⟨

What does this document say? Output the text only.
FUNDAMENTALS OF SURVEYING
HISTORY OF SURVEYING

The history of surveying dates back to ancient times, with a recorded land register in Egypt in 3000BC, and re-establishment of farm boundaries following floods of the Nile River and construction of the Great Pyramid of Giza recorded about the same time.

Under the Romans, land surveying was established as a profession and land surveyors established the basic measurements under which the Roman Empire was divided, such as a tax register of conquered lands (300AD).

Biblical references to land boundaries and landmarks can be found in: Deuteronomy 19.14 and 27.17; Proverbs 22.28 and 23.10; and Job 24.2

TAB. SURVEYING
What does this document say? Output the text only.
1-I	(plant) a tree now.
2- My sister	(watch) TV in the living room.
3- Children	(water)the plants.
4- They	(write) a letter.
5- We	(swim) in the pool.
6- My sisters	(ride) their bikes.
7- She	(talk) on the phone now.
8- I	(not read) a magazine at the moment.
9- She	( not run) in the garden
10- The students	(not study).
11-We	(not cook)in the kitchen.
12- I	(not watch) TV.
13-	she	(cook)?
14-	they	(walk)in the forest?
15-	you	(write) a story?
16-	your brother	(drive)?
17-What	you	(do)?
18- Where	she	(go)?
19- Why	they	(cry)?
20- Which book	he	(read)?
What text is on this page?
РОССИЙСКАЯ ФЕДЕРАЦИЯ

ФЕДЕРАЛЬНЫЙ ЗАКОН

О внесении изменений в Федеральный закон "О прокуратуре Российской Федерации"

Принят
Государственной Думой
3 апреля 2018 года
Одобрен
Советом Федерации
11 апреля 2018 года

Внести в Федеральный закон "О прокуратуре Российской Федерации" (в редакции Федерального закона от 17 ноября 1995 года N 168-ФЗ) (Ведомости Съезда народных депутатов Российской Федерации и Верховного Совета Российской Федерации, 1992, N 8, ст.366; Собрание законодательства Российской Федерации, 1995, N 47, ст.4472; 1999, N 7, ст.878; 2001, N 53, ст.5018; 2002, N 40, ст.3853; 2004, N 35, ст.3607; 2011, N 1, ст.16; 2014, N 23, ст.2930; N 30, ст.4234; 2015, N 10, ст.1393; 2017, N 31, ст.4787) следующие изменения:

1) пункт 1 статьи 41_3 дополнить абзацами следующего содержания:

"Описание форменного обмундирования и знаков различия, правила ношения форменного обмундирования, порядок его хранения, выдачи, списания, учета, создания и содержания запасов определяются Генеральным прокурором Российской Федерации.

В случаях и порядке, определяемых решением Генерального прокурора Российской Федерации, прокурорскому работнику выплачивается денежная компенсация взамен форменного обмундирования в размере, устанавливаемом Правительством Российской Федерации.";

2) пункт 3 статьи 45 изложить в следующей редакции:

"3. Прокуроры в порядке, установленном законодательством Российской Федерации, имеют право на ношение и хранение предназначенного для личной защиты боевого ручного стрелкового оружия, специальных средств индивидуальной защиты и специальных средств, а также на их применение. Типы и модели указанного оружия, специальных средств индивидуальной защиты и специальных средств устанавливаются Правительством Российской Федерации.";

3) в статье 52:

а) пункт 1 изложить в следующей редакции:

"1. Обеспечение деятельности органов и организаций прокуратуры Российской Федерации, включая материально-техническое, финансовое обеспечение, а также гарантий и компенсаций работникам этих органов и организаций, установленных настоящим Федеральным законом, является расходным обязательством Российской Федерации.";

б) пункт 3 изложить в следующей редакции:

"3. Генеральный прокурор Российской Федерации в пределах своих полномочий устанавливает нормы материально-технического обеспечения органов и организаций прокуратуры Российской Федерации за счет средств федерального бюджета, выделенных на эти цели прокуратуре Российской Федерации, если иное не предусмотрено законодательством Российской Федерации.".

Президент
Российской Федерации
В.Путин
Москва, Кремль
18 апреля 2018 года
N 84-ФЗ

⟩

* Goal *
Your task is to gather every line with the word "содержания" and copy it.

* Full output *
1) пункт 1 статьи 41_3 дополнить абзацами следующего содержания:
"Описание форменного обмундирования и знаков различия, правила ношения форменного обмундирования, порядок его хранения, выдачи, списания, учета, создания и содержания запасов определяются Генеральным прокурором Российской Федерации.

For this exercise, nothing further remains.